[Part of a data file]

══════════════════════════════

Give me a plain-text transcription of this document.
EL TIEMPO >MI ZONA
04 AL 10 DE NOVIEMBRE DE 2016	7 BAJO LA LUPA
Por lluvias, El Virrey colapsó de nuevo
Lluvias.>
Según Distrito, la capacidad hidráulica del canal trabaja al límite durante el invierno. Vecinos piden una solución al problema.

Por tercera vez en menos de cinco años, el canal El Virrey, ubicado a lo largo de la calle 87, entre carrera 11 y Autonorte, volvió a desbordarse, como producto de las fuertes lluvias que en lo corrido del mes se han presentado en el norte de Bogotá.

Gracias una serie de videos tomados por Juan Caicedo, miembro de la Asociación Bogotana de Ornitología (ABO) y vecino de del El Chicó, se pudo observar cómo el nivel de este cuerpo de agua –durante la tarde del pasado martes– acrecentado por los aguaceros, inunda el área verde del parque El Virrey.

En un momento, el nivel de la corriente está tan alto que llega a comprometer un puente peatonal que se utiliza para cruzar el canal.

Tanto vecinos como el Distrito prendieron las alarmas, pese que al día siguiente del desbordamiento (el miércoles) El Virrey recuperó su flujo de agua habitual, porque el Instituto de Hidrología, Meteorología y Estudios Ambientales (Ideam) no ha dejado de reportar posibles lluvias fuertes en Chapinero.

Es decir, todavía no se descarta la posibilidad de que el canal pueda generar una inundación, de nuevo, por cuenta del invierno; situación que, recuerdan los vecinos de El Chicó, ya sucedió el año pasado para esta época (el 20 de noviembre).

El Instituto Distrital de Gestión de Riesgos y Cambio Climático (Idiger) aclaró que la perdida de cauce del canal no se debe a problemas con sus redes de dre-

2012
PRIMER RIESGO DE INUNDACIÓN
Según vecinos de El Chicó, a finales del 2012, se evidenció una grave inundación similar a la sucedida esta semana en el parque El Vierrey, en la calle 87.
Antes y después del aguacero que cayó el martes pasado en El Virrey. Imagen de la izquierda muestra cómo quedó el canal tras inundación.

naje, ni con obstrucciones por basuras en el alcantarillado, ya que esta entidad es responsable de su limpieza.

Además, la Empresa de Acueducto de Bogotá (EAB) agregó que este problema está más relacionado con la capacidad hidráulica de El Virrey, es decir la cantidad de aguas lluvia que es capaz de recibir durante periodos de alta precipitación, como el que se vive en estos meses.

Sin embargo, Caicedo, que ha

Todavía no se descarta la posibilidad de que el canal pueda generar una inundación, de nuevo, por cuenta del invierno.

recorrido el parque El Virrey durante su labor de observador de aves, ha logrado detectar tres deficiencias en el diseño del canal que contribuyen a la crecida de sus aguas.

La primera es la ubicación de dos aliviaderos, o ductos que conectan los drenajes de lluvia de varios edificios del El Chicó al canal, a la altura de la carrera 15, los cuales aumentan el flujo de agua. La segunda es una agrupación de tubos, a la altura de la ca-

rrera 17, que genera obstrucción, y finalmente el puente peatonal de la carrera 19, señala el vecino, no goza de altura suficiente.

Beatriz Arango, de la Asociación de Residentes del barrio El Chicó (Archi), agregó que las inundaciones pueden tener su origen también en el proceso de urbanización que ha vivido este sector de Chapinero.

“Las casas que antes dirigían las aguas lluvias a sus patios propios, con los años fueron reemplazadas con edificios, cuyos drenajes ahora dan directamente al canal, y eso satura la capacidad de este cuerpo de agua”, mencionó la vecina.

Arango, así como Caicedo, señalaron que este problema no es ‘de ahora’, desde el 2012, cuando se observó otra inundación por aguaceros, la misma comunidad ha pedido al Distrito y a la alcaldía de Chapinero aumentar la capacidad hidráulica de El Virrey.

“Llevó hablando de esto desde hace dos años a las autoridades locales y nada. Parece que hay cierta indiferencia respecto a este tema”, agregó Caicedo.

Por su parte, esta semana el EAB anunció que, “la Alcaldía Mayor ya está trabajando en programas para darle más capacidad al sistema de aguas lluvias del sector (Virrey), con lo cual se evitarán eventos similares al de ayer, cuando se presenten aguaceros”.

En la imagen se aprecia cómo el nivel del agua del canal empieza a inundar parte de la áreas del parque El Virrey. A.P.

══════════════════════════════

### Aim of the exercise
Which lines contain "peatonal"? Show each of them.

### Answer to this exercise
En un momento, el nivel de la corriente está tan alto que llega a comprometer un puente peatonal que se utiliza para cruzar el canal.
rrera 17, que genera obstrucción, y finalmente el puente peatonal de la carrera 19, señala el vecino, no goza de altura suficiente.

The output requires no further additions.